::: DATA TO PROCESS :::
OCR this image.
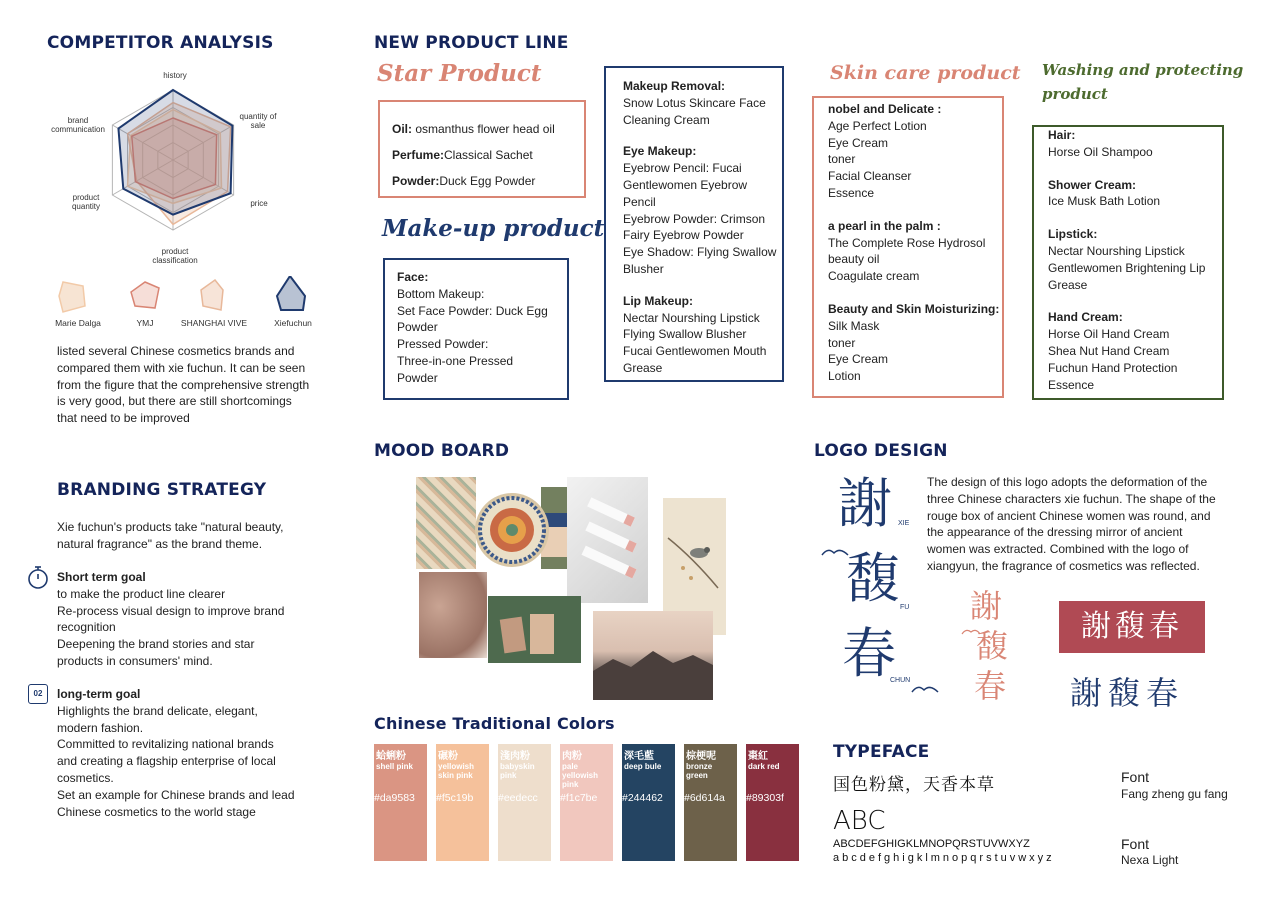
COMPETITOR ANALYSIS
history
quantity of sale
price
product classification
product quantity
brand communication
Marie Dalga	YMJ	SHANGHAI VIVE	Xiefuchun
listed several Chinese cosmetics brands and
compared them with xie fuchun. It can be seen
from the figure that the comprehensive strength
is very good, but there are still shortcomings
that need to be improved
BRANDING STRATEGY
Xie fuchun's products take "natural beauty,
natural fragrance" as the brand theme.
Short term goal
to make the product line clearer
Re-process visual design to improve brand
recognition
Deepening the brand stories and star
products in consumers' mind.
02	long-term goal
Highlights the brand delicate, elegant,
modern fashion.
Committed to revitalizing national brands
and creating a flagship enterprise of local
cosmetics.
Set an example for Chinese brands and lead
Chinese cosmetics to the world stage
NEW PRODUCT LINE
Star Product
Oil: osmanthus flower head oil
Perfume:Classical Sachet
Powder:Duck Egg Powder
Make-up product
Face:
Bottom Makeup:
Set Face Powder: Duck Egg
Powder
Pressed Powder:
Three-in-one Pressed
Powder
Makeup Removal:
Snow Lotus Skincare Face
Cleaning Cream
Eye Makeup:
Eyebrow Pencil: Fucai
Gentlewomen Eyebrow
Pencil
Eyebrow Powder: Crimson
Fairy Eyebrow Powder
Eye Shadow: Flying Swallow
Blusher
Lip Makeup:
Nectar Nourshing Lipstick
Flying Swallow Blusher
Fucai Gentlewomen Mouth
Grease
Skin care product
nobel and Delicate :
Age Perfect Lotion
Eye Cream
toner
Facial Cleanser
Essence
a pearl in the palm :
The Complete Rose Hydrosol
beauty oil
Coagulate cream
Beauty and Skin Moisturizing:
Silk Mask
toner
Eye Cream
Lotion
Washing and protecting
product
Hair:
Horse Oil Shampoo
Shower Cream:
Ice Musk Bath Lotion
Lipstick:
Nectar Nourshing Lipstick
Gentlewomen Brightening Lip
Grease
Hand Cream:
Horse Oil Hand Cream
Shea Nut Hand Cream
Fuchun Hand Protection
Essence
MOOD BOARD
Chinese Traditional Colors
蛤蜊粉
shell pink
#da9583
碾粉
yellowish skin pink
#f5c19b
淺肉粉
babyskin pink
#eedecc
肉粉
pale yellowish pink
#f1c7be
深毛藍
deep bule
#244462
棕梗呢
bronze green
#6d614a
棗紅
dark red
#89303f
LOGO DESIGN
The design of this logo adopts the deformation of the
three Chinese characters xie fuchun. The shape of the
rouge box of ancient Chinese women was round, and
the appearance of the dressing mirror of ancient
women was extracted. Combined with the logo of
xiangyun, the fragrance of cosmetics was reflected.
謝 XIE
馥 FU
春
CHUN
謝
馥
春
謝馥春
謝馥春
TYPEFACE
国色粉黛，天香本草	Font
Fang zheng gu fang
ABC
ABCDEFGHIGKLMNOPQRSTUVWXYZ
abcdefghigklmnopqrstuvwxyz
Font
Nexa Light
:::
EXERCISE DETAILS
Go over the data above and copy every line that has the word "brands" in it.

EXERCISE OUTPUT
listed several Chinese cosmetics brands and
Committed to revitalizing national brands
Set an example for Chinese brands and lead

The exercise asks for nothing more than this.